Short task:
How many of the lines contain the string "JSON"? Give the number, with no other words.

Entries:
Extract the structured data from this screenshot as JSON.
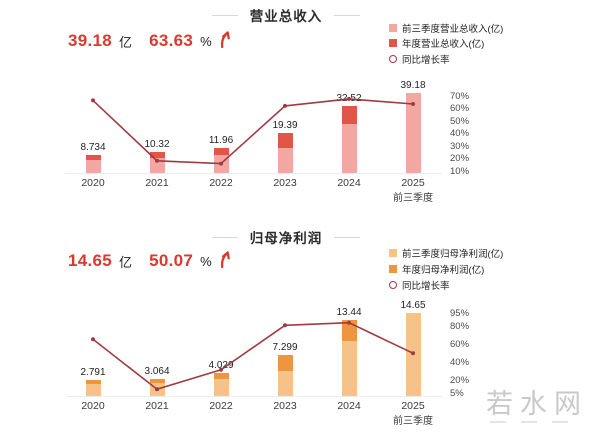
{
  "watermark": {
    "text": "若水网"
  },
  "chart_data": [
    {
      "type": "bar+line",
      "title": "营业总收入",
      "stat": {
        "value": "39.18",
        "unit": "亿",
        "growth": "63.63",
        "growth_unit": "%",
        "trend_icon": "up-arrow"
      },
      "legend": [
        {
          "label": "前三季度营业总收入(亿)",
          "swatch": "light-bar"
        },
        {
          "label": "年度营业总收入(亿)",
          "swatch": "dark-bar"
        },
        {
          "label": "同比增长率",
          "swatch": "line-circle"
        }
      ],
      "colors": {
        "light": "#f2a8a1",
        "dark": "#e2564a",
        "line": "#a03b42"
      },
      "categories": [
        "2020",
        "2021",
        "2022",
        "2023",
        "2024",
        "2025"
      ],
      "last_category_sublabel": "前三季度",
      "series": [
        {
          "name": "前三季度营业总收入(亿)",
          "values": [
            6.3,
            7.4,
            8.6,
            12.4,
            23.9,
            39.18
          ]
        },
        {
          "name": "年度营业总收入(亿)",
          "values": [
            8.734,
            10.32,
            11.96,
            19.39,
            32.52,
            null
          ]
        }
      ],
      "bar_labels": [
        "8.734",
        "10.32",
        "11.96",
        "19.39",
        "32.52",
        "39.18"
      ],
      "growth_line_pct": [
        66.5,
        18.2,
        15.9,
        62.1,
        67.7,
        63.63
      ],
      "right_axis_ticks": [
        "70%",
        "60%",
        "50%",
        "40%",
        "30%",
        "20%",
        "10%"
      ],
      "right_axis_range": [
        10,
        70
      ],
      "bar_axis_max": 40,
      "grid": false,
      "legend_position": "top-right"
    },
    {
      "type": "bar+line",
      "title": "归母净利润",
      "stat": {
        "value": "14.65",
        "unit": "亿",
        "growth": "50.07",
        "growth_unit": "%",
        "trend_icon": "up-arrow"
      },
      "legend": [
        {
          "label": "前三季度归母净利润(亿)",
          "swatch": "light-bar"
        },
        {
          "label": "年度归母净利润(亿)",
          "swatch": "dark-bar"
        },
        {
          "label": "同比增长率",
          "swatch": "line-circle"
        }
      ],
      "colors": {
        "light": "#f5c28a",
        "dark": "#ee9540",
        "line": "#a03b42"
      },
      "categories": [
        "2020",
        "2021",
        "2022",
        "2023",
        "2024",
        "2025"
      ],
      "last_category_sublabel": "前三季度",
      "series": [
        {
          "name": "前三季度归母净利润(亿)",
          "values": [
            2.05,
            2.25,
            2.95,
            4.35,
            9.76,
            14.65
          ]
        },
        {
          "name": "年度归母净利润(亿)",
          "values": [
            2.791,
            3.064,
            4.029,
            7.299,
            13.44,
            null
          ]
        }
      ],
      "bar_labels": [
        "2.791",
        "3.064",
        "4.029",
        "7.299",
        "13.44",
        "14.65"
      ],
      "growth_line_pct": [
        65.6,
        9.8,
        31.5,
        81.2,
        84.1,
        50.07
      ],
      "right_axis_ticks": [
        "95%",
        "80%",
        "60%",
        "40%",
        "20%",
        "5%"
      ],
      "right_axis_range": [
        5,
        95
      ],
      "bar_axis_max": 15.5,
      "grid": false,
      "legend_position": "top-right"
    }
  ]
}
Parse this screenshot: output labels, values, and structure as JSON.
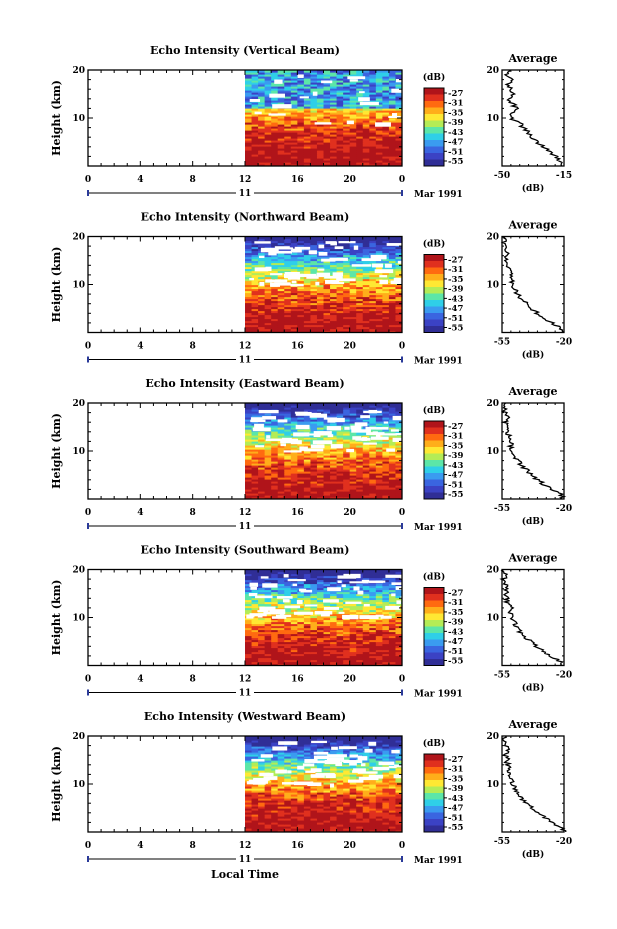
{
  "chart_data": {
    "type": "heatmap",
    "common": {
      "time_xticks": [
        "0",
        "4",
        "8",
        "12",
        "16",
        "20",
        "0"
      ],
      "time_range_hours": [
        0,
        24
      ],
      "date_label": "11",
      "month_year_label": "Mar 1991",
      "xlabel_bottom": "Local Time",
      "height_ylabel": "Height (km)",
      "height_yticks": [
        "20",
        "10"
      ],
      "height_range_km": [
        0,
        20
      ],
      "data_start_hour": 12,
      "colorbar_unit": "(dB)",
      "colorbar_ticks": [
        "-27",
        "-31",
        "-35",
        "-39",
        "-43",
        "-47",
        "-51",
        "-55"
      ],
      "colorbar_colors": [
        "#b0141a",
        "#e0301e",
        "#ff6a10",
        "#ffae1a",
        "#ffe833",
        "#b4ec56",
        "#5ce6a8",
        "#2fcfe8",
        "#3a9bf0",
        "#3a65e0",
        "#3b42c4",
        "#302e96"
      ],
      "profile_title": "Average",
      "profile_xlabel": "(dB)",
      "profile_yticks": [
        "20",
        "10"
      ]
    },
    "panels": [
      {
        "title": "Echo Intensity (Vertical Beam)",
        "profile_xticks": [
          "-50",
          "-15"
        ],
        "profile_xlim": [
          -50,
          -15
        ],
        "profile": [
          [
            0,
            -16
          ],
          [
            1,
            -17
          ],
          [
            2,
            -20
          ],
          [
            3,
            -23
          ],
          [
            4,
            -27
          ],
          [
            5,
            -30
          ],
          [
            6,
            -33
          ],
          [
            7,
            -35
          ],
          [
            8,
            -38
          ],
          [
            9,
            -40
          ],
          [
            10,
            -45
          ],
          [
            11,
            -44
          ],
          [
            12,
            -42
          ],
          [
            13,
            -44
          ],
          [
            14,
            -46
          ],
          [
            15,
            -43
          ],
          [
            16,
            -45
          ],
          [
            17,
            -47
          ],
          [
            18,
            -44
          ],
          [
            19,
            -47
          ],
          [
            20,
            -45
          ]
        ]
      },
      {
        "title": "Echo Intensity (Northward Beam)",
        "profile_xticks": [
          "-55",
          "-20"
        ],
        "profile_xlim": [
          -55,
          -20
        ],
        "profile": [
          [
            0,
            -20
          ],
          [
            1,
            -22
          ],
          [
            2,
            -27
          ],
          [
            3,
            -31
          ],
          [
            4,
            -35
          ],
          [
            5,
            -38
          ],
          [
            6,
            -41
          ],
          [
            7,
            -44
          ],
          [
            8,
            -46
          ],
          [
            9,
            -48
          ],
          [
            10,
            -49
          ],
          [
            11,
            -50
          ],
          [
            12,
            -50
          ],
          [
            13,
            -51
          ],
          [
            14,
            -52
          ],
          [
            15,
            -52
          ],
          [
            16,
            -53
          ],
          [
            17,
            -52
          ],
          [
            18,
            -53
          ],
          [
            19,
            -54
          ],
          [
            20,
            -53
          ]
        ]
      },
      {
        "title": "Echo Intensity (Eastward Beam)",
        "profile_xticks": [
          "-55",
          "-20"
        ],
        "profile_xlim": [
          -55,
          -20
        ],
        "profile": [
          [
            0,
            -20
          ],
          [
            1,
            -22
          ],
          [
            2,
            -27
          ],
          [
            3,
            -31
          ],
          [
            4,
            -35
          ],
          [
            5,
            -38
          ],
          [
            6,
            -41
          ],
          [
            7,
            -44
          ],
          [
            8,
            -46
          ],
          [
            9,
            -48
          ],
          [
            10,
            -49
          ],
          [
            11,
            -50
          ],
          [
            12,
            -50
          ],
          [
            13,
            -51
          ],
          [
            14,
            -52
          ],
          [
            15,
            -52
          ],
          [
            16,
            -53
          ],
          [
            17,
            -52
          ],
          [
            18,
            -53
          ],
          [
            19,
            -54
          ],
          [
            20,
            -53
          ]
        ]
      },
      {
        "title": "Echo Intensity (Southward Beam)",
        "profile_xticks": [
          "-55",
          "-20"
        ],
        "profile_xlim": [
          -55,
          -20
        ],
        "profile": [
          [
            0,
            -20
          ],
          [
            1,
            -23
          ],
          [
            2,
            -28
          ],
          [
            3,
            -32
          ],
          [
            4,
            -36
          ],
          [
            5,
            -39
          ],
          [
            6,
            -42
          ],
          [
            7,
            -45
          ],
          [
            8,
            -47
          ],
          [
            9,
            -48
          ],
          [
            10,
            -49
          ],
          [
            11,
            -51
          ],
          [
            12,
            -50
          ],
          [
            13,
            -52
          ],
          [
            14,
            -52
          ],
          [
            15,
            -53
          ],
          [
            16,
            -52
          ],
          [
            17,
            -53
          ],
          [
            18,
            -54
          ],
          [
            19,
            -53
          ],
          [
            20,
            -54
          ]
        ]
      },
      {
        "title": "Echo Intensity (Westward Beam)",
        "profile_xticks": [
          "-55",
          "-20"
        ],
        "profile_xlim": [
          -55,
          -20
        ],
        "profile": [
          [
            0,
            -20
          ],
          [
            1,
            -22
          ],
          [
            2,
            -27
          ],
          [
            3,
            -31
          ],
          [
            4,
            -35
          ],
          [
            5,
            -38
          ],
          [
            6,
            -41
          ],
          [
            7,
            -44
          ],
          [
            8,
            -46
          ],
          [
            9,
            -48
          ],
          [
            10,
            -49
          ],
          [
            11,
            -50
          ],
          [
            12,
            -50
          ],
          [
            13,
            -51
          ],
          [
            14,
            -52
          ],
          [
            15,
            -52
          ],
          [
            16,
            -53
          ],
          [
            17,
            -52
          ],
          [
            18,
            -53
          ],
          [
            19,
            -54
          ],
          [
            20,
            -53
          ]
        ]
      }
    ]
  }
}
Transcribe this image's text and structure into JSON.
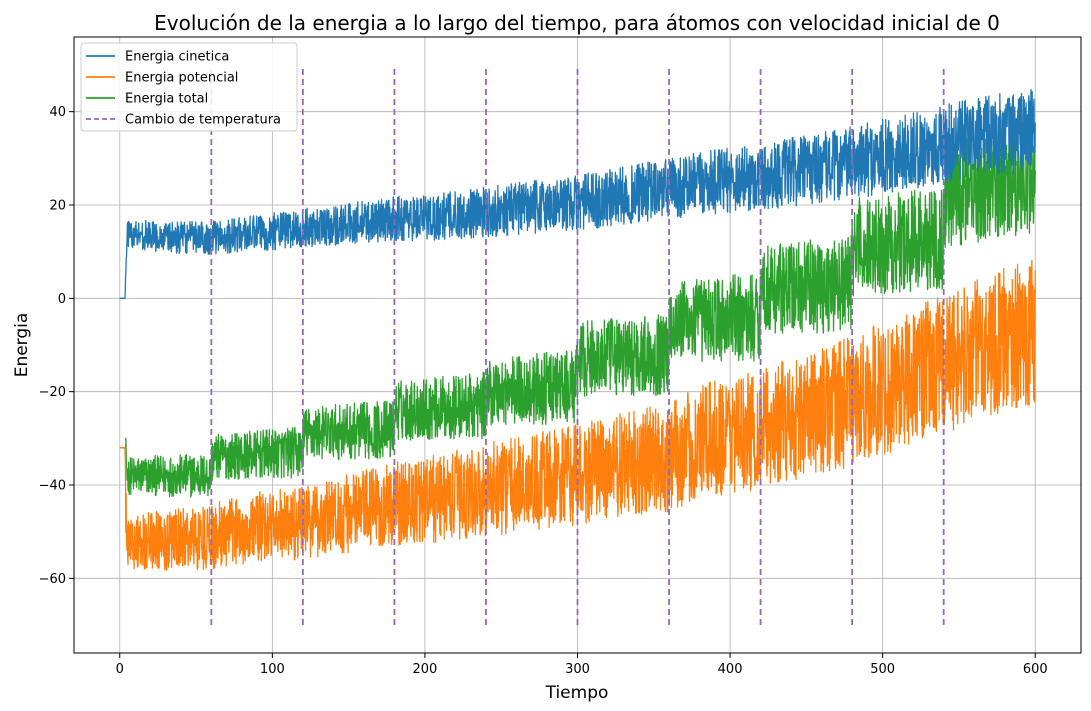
{
  "chart_data": {
    "type": "line",
    "title": "Evolución de la energia a lo largo del tiempo, para átomos con velocidad inicial de 0",
    "xlabel": "Tiempo",
    "ylabel": "Energia",
    "xlim": [
      -30,
      630
    ],
    "ylim": [
      -76,
      56
    ],
    "xticks": [
      0,
      100,
      200,
      300,
      400,
      500,
      600
    ],
    "yticks": [
      -60,
      -40,
      -20,
      0,
      20,
      40
    ],
    "grid": true,
    "legend_position": "top-left",
    "series": [
      {
        "name": "Energia cinetica",
        "color": "#1f77b4",
        "style": "solid",
        "points": [
          [
            0,
            0
          ],
          [
            3.5,
            0
          ],
          [
            4,
            8
          ],
          [
            5,
            14
          ],
          [
            30,
            13
          ],
          [
            60,
            13
          ],
          [
            90,
            14
          ],
          [
            120,
            15
          ],
          [
            150,
            16
          ],
          [
            180,
            17
          ],
          [
            210,
            17.5
          ],
          [
            240,
            18.5
          ],
          [
            270,
            19.5
          ],
          [
            300,
            20.5
          ],
          [
            330,
            22
          ],
          [
            360,
            23.5
          ],
          [
            390,
            25
          ],
          [
            420,
            26
          ],
          [
            450,
            27.5
          ],
          [
            480,
            29
          ],
          [
            510,
            31
          ],
          [
            540,
            33
          ],
          [
            570,
            35
          ],
          [
            600,
            36
          ]
        ]
      },
      {
        "name": "Energia potencial",
        "color": "#ff7f0e",
        "style": "solid",
        "points": [
          [
            0,
            -32
          ],
          [
            3.5,
            -32
          ],
          [
            4,
            -45
          ],
          [
            5,
            -52
          ],
          [
            30,
            -52
          ],
          [
            60,
            -51
          ],
          [
            90,
            -49
          ],
          [
            120,
            -48
          ],
          [
            150,
            -46
          ],
          [
            180,
            -44
          ],
          [
            210,
            -43
          ],
          [
            240,
            -41
          ],
          [
            270,
            -39.5
          ],
          [
            300,
            -38
          ],
          [
            330,
            -36
          ],
          [
            360,
            -34
          ],
          [
            390,
            -30
          ],
          [
            420,
            -28
          ],
          [
            450,
            -25
          ],
          [
            480,
            -22
          ],
          [
            510,
            -18
          ],
          [
            540,
            -14
          ],
          [
            570,
            -10
          ],
          [
            600,
            -7
          ]
        ]
      },
      {
        "name": "Energia total",
        "color": "#2ca02c",
        "style": "solid",
        "points": [
          [
            0,
            -32
          ],
          [
            3.5,
            -32
          ],
          [
            5,
            -38
          ],
          [
            30,
            -38
          ],
          [
            59,
            -38
          ],
          [
            61,
            -34
          ],
          [
            119,
            -33
          ],
          [
            121,
            -29
          ],
          [
            179,
            -28
          ],
          [
            181,
            -24
          ],
          [
            239,
            -23
          ],
          [
            241,
            -20
          ],
          [
            299,
            -19
          ],
          [
            301,
            -13
          ],
          [
            359,
            -12
          ],
          [
            361,
            -5
          ],
          [
            419,
            -4
          ],
          [
            421,
            2
          ],
          [
            479,
            3
          ],
          [
            481,
            11
          ],
          [
            539,
            13
          ],
          [
            541,
            22
          ],
          [
            570,
            24
          ],
          [
            600,
            26
          ]
        ]
      },
      {
        "name": "Cambio de temperatura",
        "color": "#9467bd",
        "style": "dashed",
        "x": [
          60,
          120,
          180,
          240,
          300,
          360,
          420,
          480,
          540
        ],
        "ymin": -70,
        "ymax": 50
      }
    ]
  }
}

Response:
3